_About this task_: Identify every line in the records below that contains the word "hantera", and copy each of those lines.

_Transcribed page data_:
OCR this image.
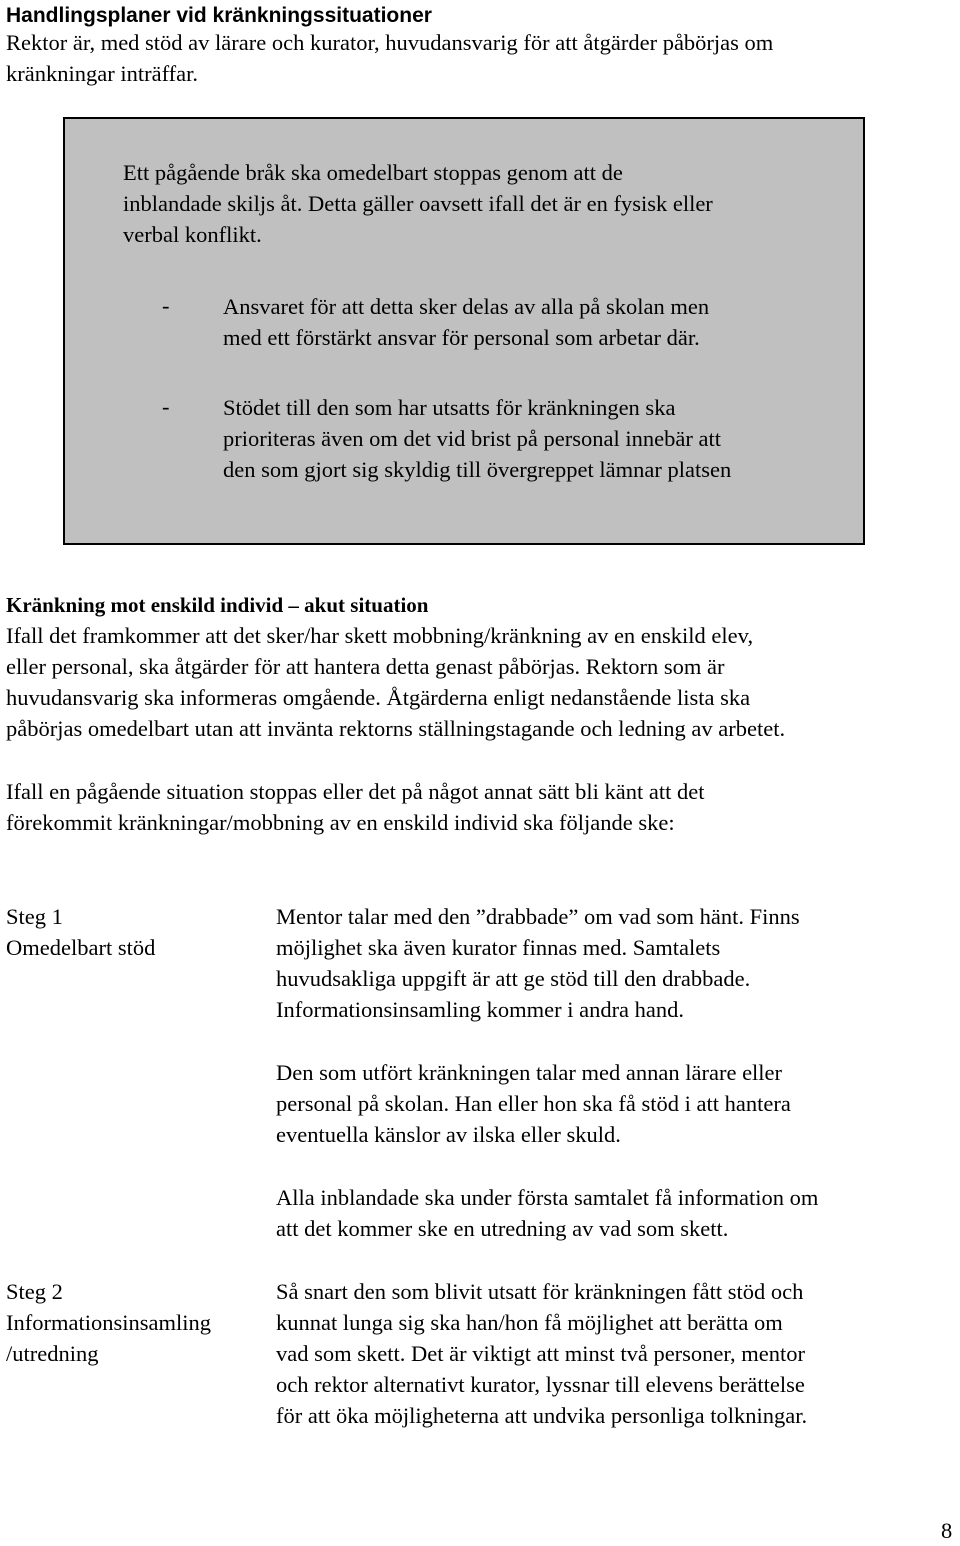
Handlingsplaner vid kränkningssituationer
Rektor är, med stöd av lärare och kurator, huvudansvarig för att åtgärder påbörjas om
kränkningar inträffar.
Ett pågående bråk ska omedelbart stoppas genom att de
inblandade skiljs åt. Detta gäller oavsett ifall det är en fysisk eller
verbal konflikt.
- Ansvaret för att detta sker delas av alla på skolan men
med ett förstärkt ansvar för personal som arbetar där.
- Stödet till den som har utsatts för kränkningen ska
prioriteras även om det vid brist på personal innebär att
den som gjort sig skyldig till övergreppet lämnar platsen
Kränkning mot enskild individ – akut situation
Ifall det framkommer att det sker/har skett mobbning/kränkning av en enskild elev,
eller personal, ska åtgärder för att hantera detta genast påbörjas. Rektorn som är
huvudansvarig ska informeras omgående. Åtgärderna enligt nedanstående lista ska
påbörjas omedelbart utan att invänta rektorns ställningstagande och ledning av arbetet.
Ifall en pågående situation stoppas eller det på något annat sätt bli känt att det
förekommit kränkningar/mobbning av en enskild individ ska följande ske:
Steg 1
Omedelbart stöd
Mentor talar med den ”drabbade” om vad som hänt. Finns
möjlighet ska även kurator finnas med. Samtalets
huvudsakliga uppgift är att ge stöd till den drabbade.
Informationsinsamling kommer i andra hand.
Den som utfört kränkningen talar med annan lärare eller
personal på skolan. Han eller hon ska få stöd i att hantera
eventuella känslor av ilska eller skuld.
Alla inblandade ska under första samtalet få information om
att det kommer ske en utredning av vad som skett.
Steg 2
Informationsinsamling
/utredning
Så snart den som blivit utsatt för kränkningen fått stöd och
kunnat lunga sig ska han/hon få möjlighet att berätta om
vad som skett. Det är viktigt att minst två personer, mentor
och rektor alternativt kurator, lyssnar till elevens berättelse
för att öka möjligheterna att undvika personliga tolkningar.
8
---
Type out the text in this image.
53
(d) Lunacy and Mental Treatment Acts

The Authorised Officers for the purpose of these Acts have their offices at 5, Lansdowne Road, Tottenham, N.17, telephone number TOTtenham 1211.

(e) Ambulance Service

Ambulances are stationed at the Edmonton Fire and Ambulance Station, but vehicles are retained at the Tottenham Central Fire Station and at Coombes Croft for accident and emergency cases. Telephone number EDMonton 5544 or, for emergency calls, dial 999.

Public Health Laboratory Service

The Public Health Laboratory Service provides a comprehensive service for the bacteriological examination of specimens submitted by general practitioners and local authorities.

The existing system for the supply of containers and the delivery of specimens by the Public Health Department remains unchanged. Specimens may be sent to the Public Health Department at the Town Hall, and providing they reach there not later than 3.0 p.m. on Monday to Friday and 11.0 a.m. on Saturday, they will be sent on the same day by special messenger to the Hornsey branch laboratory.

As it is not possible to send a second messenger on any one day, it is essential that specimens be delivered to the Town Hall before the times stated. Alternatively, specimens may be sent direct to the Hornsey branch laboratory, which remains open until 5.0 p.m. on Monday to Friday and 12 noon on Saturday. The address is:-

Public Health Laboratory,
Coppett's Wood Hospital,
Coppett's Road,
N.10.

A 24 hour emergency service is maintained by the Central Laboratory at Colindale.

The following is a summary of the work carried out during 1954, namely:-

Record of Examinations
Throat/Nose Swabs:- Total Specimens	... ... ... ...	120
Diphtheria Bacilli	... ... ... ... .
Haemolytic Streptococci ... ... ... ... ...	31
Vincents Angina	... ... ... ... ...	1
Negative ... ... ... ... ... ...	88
...
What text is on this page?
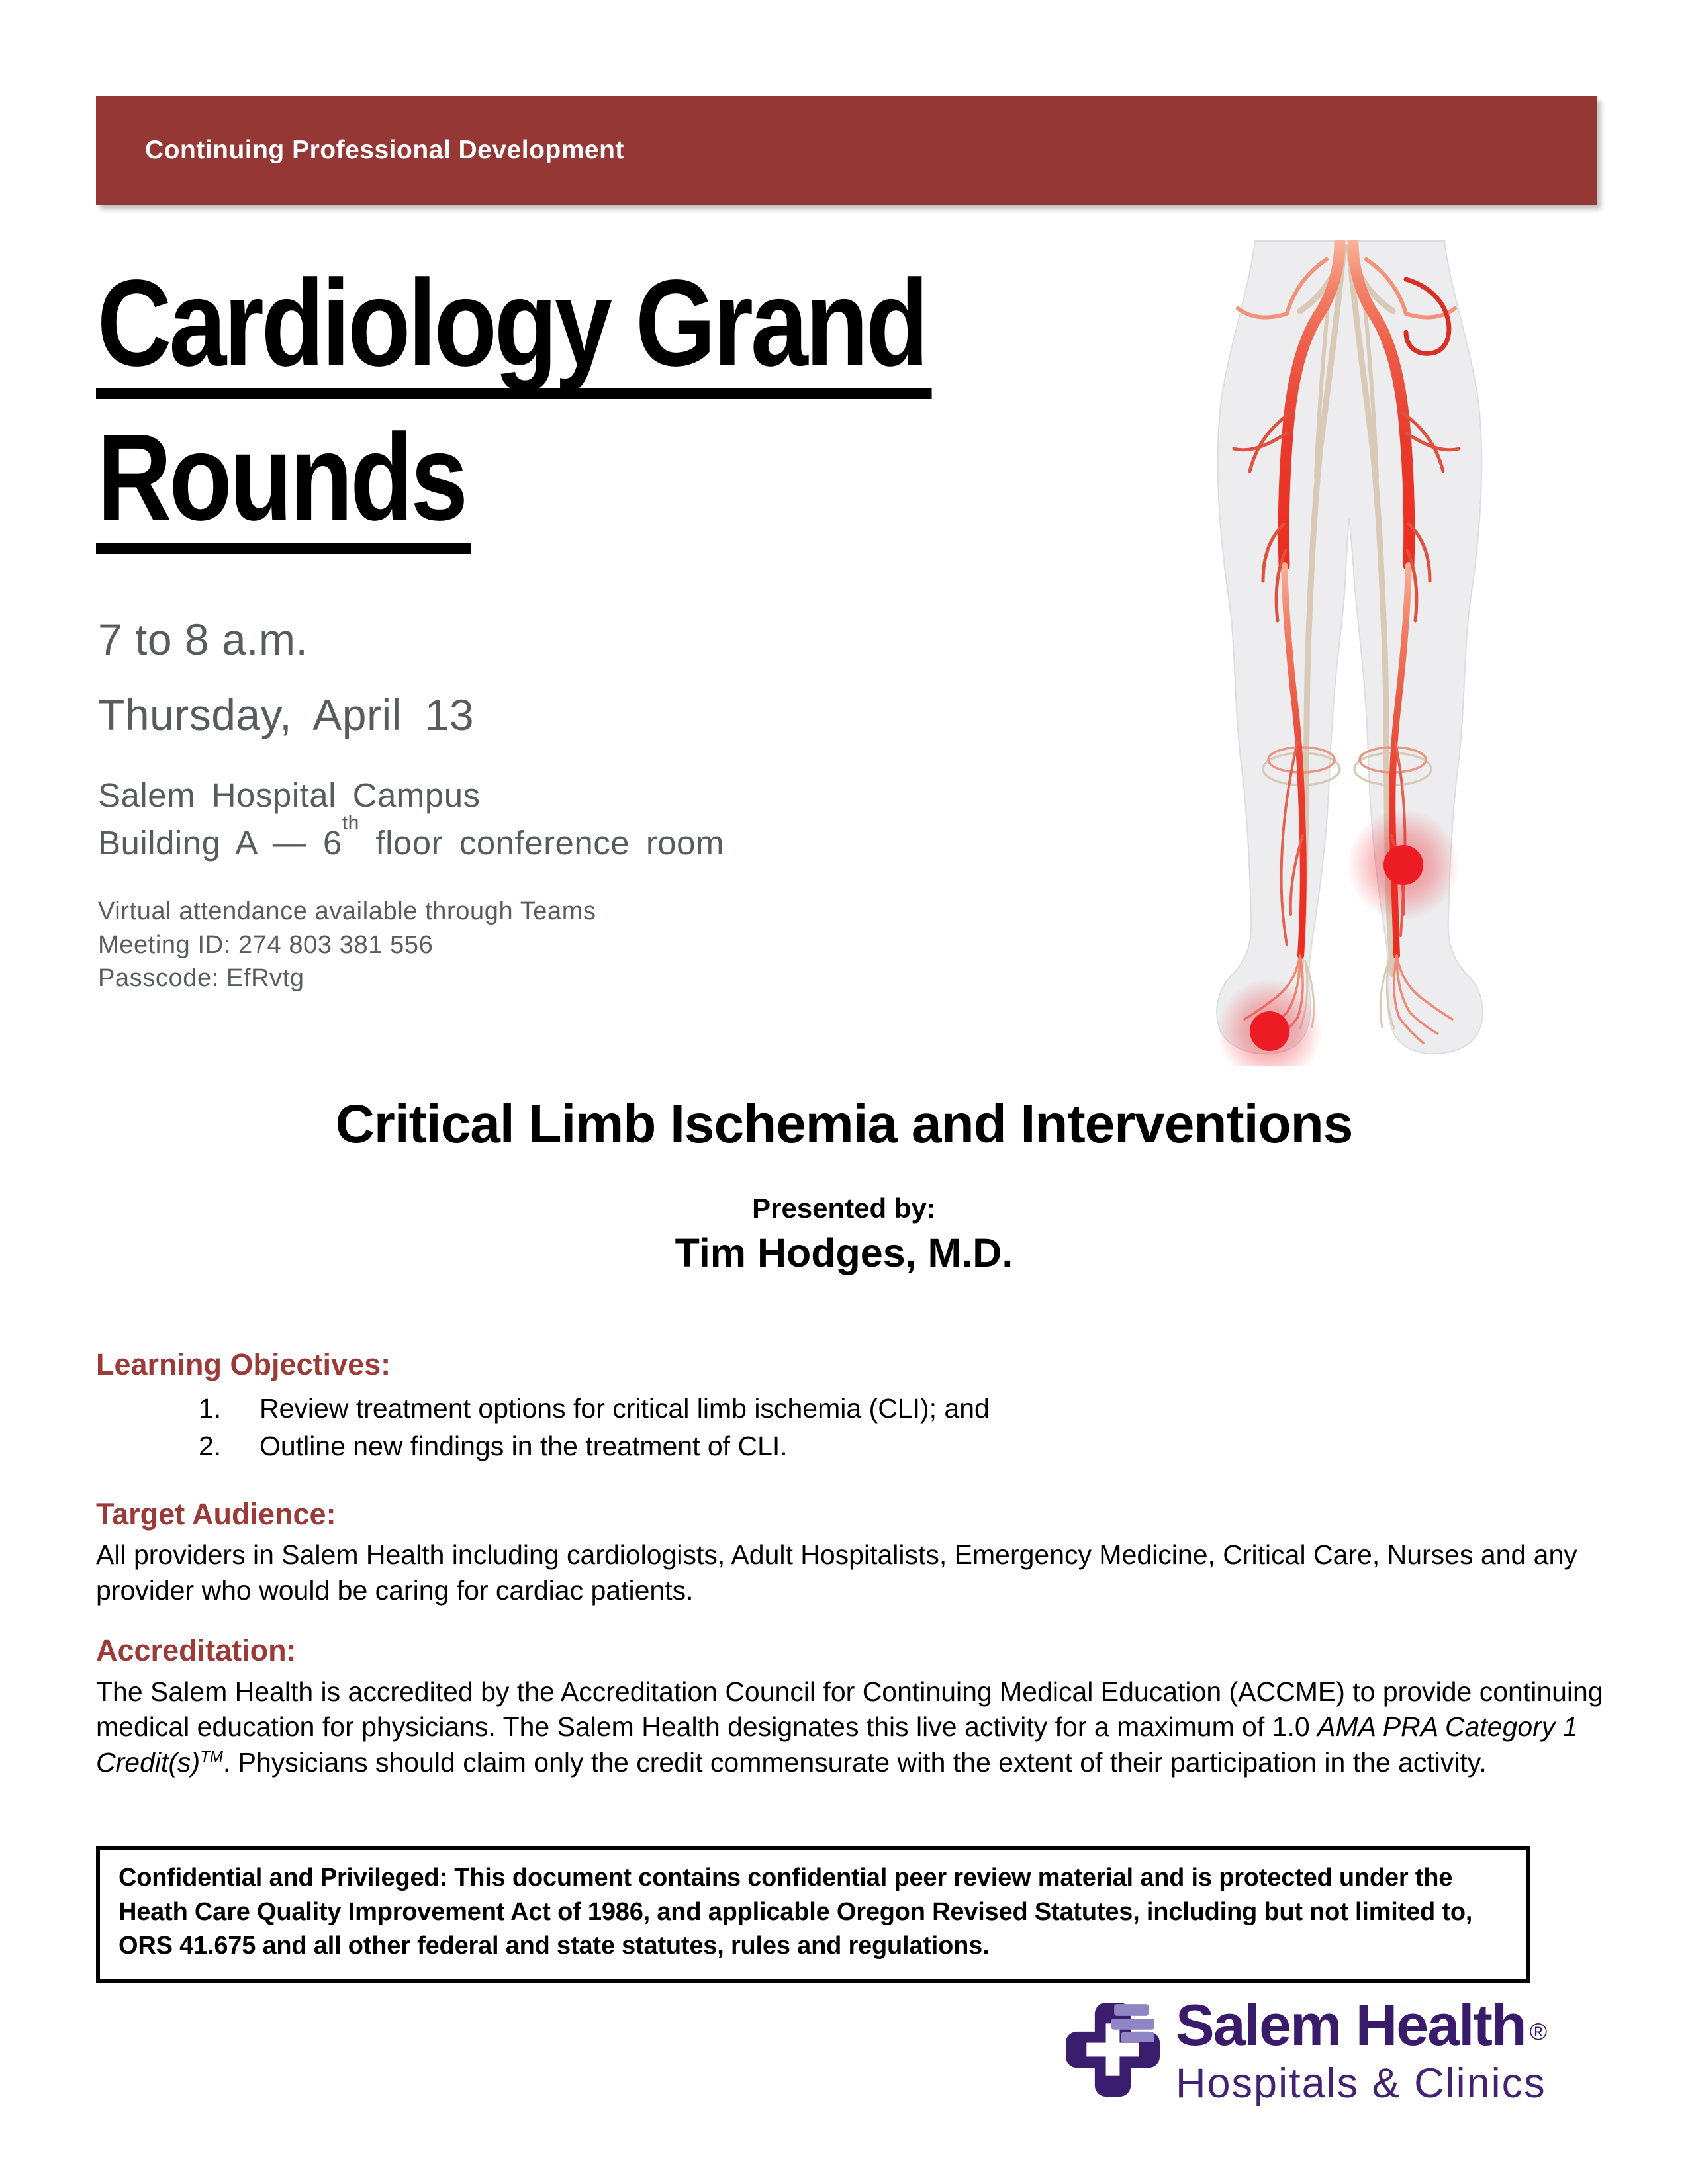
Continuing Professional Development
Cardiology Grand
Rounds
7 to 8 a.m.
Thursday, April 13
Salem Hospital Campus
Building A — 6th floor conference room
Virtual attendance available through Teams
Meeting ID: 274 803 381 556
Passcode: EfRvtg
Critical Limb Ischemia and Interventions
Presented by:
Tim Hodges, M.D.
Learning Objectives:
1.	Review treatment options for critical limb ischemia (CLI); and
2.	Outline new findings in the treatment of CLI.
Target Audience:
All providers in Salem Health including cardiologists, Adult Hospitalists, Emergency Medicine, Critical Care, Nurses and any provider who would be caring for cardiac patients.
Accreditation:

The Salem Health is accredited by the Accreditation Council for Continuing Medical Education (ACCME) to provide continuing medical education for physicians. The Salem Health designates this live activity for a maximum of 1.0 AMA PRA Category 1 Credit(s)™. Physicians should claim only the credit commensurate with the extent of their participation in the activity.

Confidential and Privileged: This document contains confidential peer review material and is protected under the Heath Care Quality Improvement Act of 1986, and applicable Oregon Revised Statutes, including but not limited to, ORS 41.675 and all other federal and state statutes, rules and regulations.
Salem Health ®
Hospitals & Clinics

_Reply_:
eller personal, ska åtgärder för att hantera detta genast påbörjas. Rektorn som är
personal på skolan. Han eller hon ska få stöd i att hantera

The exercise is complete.